:: Provided data

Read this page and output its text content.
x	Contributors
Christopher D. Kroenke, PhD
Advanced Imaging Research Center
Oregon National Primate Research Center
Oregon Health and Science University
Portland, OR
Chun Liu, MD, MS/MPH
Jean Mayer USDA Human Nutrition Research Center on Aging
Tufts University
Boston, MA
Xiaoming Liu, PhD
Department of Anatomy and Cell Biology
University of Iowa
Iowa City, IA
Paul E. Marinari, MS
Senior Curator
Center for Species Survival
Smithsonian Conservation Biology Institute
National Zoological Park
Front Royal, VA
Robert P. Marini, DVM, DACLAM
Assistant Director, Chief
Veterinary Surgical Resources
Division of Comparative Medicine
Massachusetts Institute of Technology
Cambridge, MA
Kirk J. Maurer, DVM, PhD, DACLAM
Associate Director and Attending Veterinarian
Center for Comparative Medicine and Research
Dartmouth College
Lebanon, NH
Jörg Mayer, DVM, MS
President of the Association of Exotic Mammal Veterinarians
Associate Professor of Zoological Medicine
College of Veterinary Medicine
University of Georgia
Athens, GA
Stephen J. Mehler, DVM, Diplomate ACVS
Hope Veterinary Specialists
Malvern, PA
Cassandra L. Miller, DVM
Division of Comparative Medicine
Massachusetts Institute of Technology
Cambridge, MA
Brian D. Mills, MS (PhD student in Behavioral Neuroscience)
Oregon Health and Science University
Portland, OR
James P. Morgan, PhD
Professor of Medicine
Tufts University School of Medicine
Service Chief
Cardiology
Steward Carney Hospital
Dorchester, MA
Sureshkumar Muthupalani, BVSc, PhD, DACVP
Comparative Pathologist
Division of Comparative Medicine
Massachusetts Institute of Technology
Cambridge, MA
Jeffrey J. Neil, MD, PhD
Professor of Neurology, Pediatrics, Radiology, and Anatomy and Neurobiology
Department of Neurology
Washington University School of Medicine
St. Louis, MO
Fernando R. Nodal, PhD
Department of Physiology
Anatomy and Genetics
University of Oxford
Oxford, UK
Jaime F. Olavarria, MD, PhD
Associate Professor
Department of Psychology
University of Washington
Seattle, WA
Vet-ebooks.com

::::

Goal: Transcribe the records above exactly as they appear.

Exercise solution:
Read this page and output its text content.
x	Contributors
Christopher D. Kroenke, PhD
Advanced Imaging Research Center
Oregon National Primate Research Center
Oregon Health and Science University
Portland, OR
Chun Liu, MD, MS/MPH
Jean Mayer USDA Human Nutrition Research Center on Aging
Tufts University
Boston, MA
Xiaoming Liu, PhD
Department of Anatomy and Cell Biology
University of Iowa
Iowa City, IA
Paul E. Marinari, MS
Senior Curator
Center for Species Survival
Smithsonian Conservation Biology Institute
National Zoological Park
Front Royal, VA
Robert P. Marini, DVM, DACLAM
Assistant Director, Chief
Veterinary Surgical Resources
Division of Comparative Medicine
Massachusetts Institute of Technology
Cambridge, MA
Kirk J. Maurer, DVM, PhD, DACLAM
Associate Director and Attending Veterinarian
Center for Comparative Medicine and Research
Dartmouth College
Lebanon, NH
Jörg Mayer, DVM, MS
President of the Association of Exotic Mammal Veterinarians
Associate Professor of Zoological Medicine
College of Veterinary Medicine
University of Georgia
Athens, GA
Stephen J. Mehler, DVM, Diplomate ACVS
Hope Veterinary Specialists
Malvern, PA
Cassandra L. Miller, DVM
Division of Comparative Medicine
Massachusetts Institute of Technology
Cambridge, MA
Brian D. Mills, MS (PhD student in Behavioral Neuroscience)
Oregon Health and Science University
Portland, OR
James P. Morgan, PhD
Professor of Medicine
Tufts University School of Medicine
Service Chief
Cardiology
Steward Carney Hospital
Dorchester, MA
Sureshkumar Muthupalani, BVSc, PhD, DACVP
Comparative Pathologist
Division of Comparative Medicine
Massachusetts Institute of Technology
Cambridge, MA
Jeffrey J. Neil, MD, PhD
Professor of Neurology, Pediatrics, Radiology, and Anatomy and Neurobiology
Department of Neurology
Washington University School of Medicine
St. Louis, MO
Fernando R. Nodal, PhD
Department of Physiology
Anatomy and Genetics
University of Oxford
Oxford, UK
Jaime F. Olavarria, MD, PhD
Associate Professor
Department of Psychology
University of Washington
Seattle, WA
Vet-ebooks.com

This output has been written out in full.